POTONGAN DOKUMEN »
Serangan Pantai Bondi: Bagaimana Sekutu Barat Mendukung Logika Mengerikan Netanyahu

Oleh Jonathan Cook, kolumnis dan aktivis

ORBITINDONESIA.COM - Perdana Menteri Israel Benjamin Netanyahu menarik kesimpulan yang salah dari serangan teror hari Minggu di Pantai Bondi – dan para pemimpin serta media Barat sekali lagi mempercayai logika sesatnya.

Seperti yang diperkirakan, Netanyahu bertujuan untuk mengeksploitasi serangan tersebut – di mana lebih dari selusin orang tewas oleh dua orang bersenjata di perayaan Hanukkah di Sydney – untuk secara implisit membenarkan pembantaian dan penganiayaan puluhan ribu anak-anak di Gaza oleh Israel selama dua tahun terakhir.

DATA SUMBER »
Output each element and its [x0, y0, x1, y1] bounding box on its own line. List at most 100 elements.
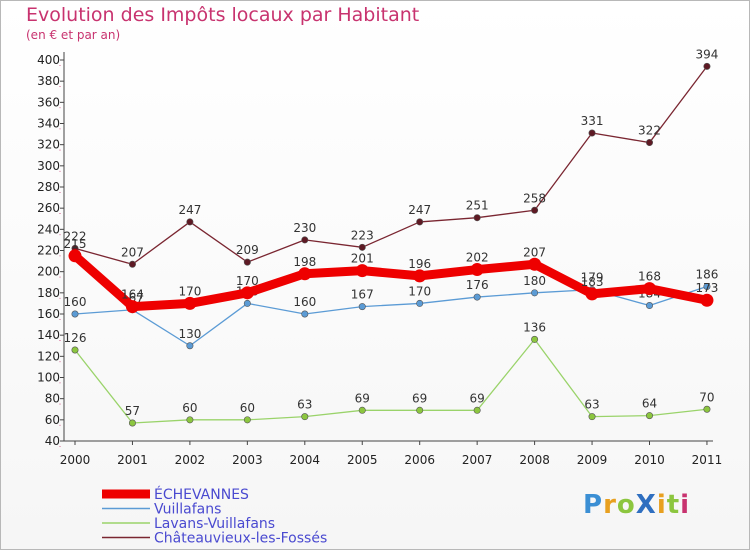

YANG HARUS DIKERJAKAN »
- a) Salin dengan persis bagian teks tentang serangan Pantai Bondi yang dibuka dengan kata-kata berisi "ORBITINDONESIA.COM - Perdana" dan ditutup dengan "dua tahun terakhir.".
- b) Tolong teruskan teks tentang serangan Pantai Bondi dari titik tempat teks itu berhenti.

JAWABAN TUGAS »
- a)
ORBITINDONESIA.COM - Perdana Menteri Israel Benjamin Netanyahu menarik kesimpulan yang salah dari serangan teror hari Minggu di Pantai Bondi – dan para pemimpin serta media Barat sekali lagi mempercayai logika sesatnya.

Seperti yang diperkirakan, Netanyahu bertujuan untuk mengeksploitasi serangan tersebut – di mana lebih dari selusin orang tewas oleh dua orang bersenjata di perayaan Hanukkah di Sydney – untuk secara implisit membenarkan pembantaian dan penganiayaan puluhan ribu anak-anak di Gaza oleh Israel selama dua tahun terakhir.

- b)
Netanyahu mengatakan dia telah menulis surat kepada Perdana Menteri Australia, Anthony Albanese, beberapa bulan sebelumnya untuk menyalahkannya bukan hanya karena dianggap gagal mengatasi antisemitisme di negaranya, tetapi juga karena memicunya dengan mengakui kedaulatan negara Palestina.

Mengutip dari surat tersebut, ia berkata: “Seruan Anda untuk negara Palestina justru menyulut api anti-Semit. Itu memberi penghargaan kepada teroris Hamas. Itu memberi semangat kepada mereka yang mengancam orang Yahudi Australia dan mendorong kebencian terhadap Yahudi yang kini berkeliaran di jalanan Anda.”

Dengan kata lain, Netanyahu menganggap setiap pemimpin yang memberikan konsesi, betapapun retorikanya, kepada rakyat Palestina bertanggung jawab atas kekerasan yang ditujukan kepada orang Yahudi. Dan ia melakukannya bahkan jika konsesi tersebut sesuai dengan hukum internasional dan putusan Mahkamah Internasional baru-baru ini yang mengharuskan Israel untuk segera mengakhiri pendudukan ilegalnya atas wilayah Palestina, termasuk Gaza.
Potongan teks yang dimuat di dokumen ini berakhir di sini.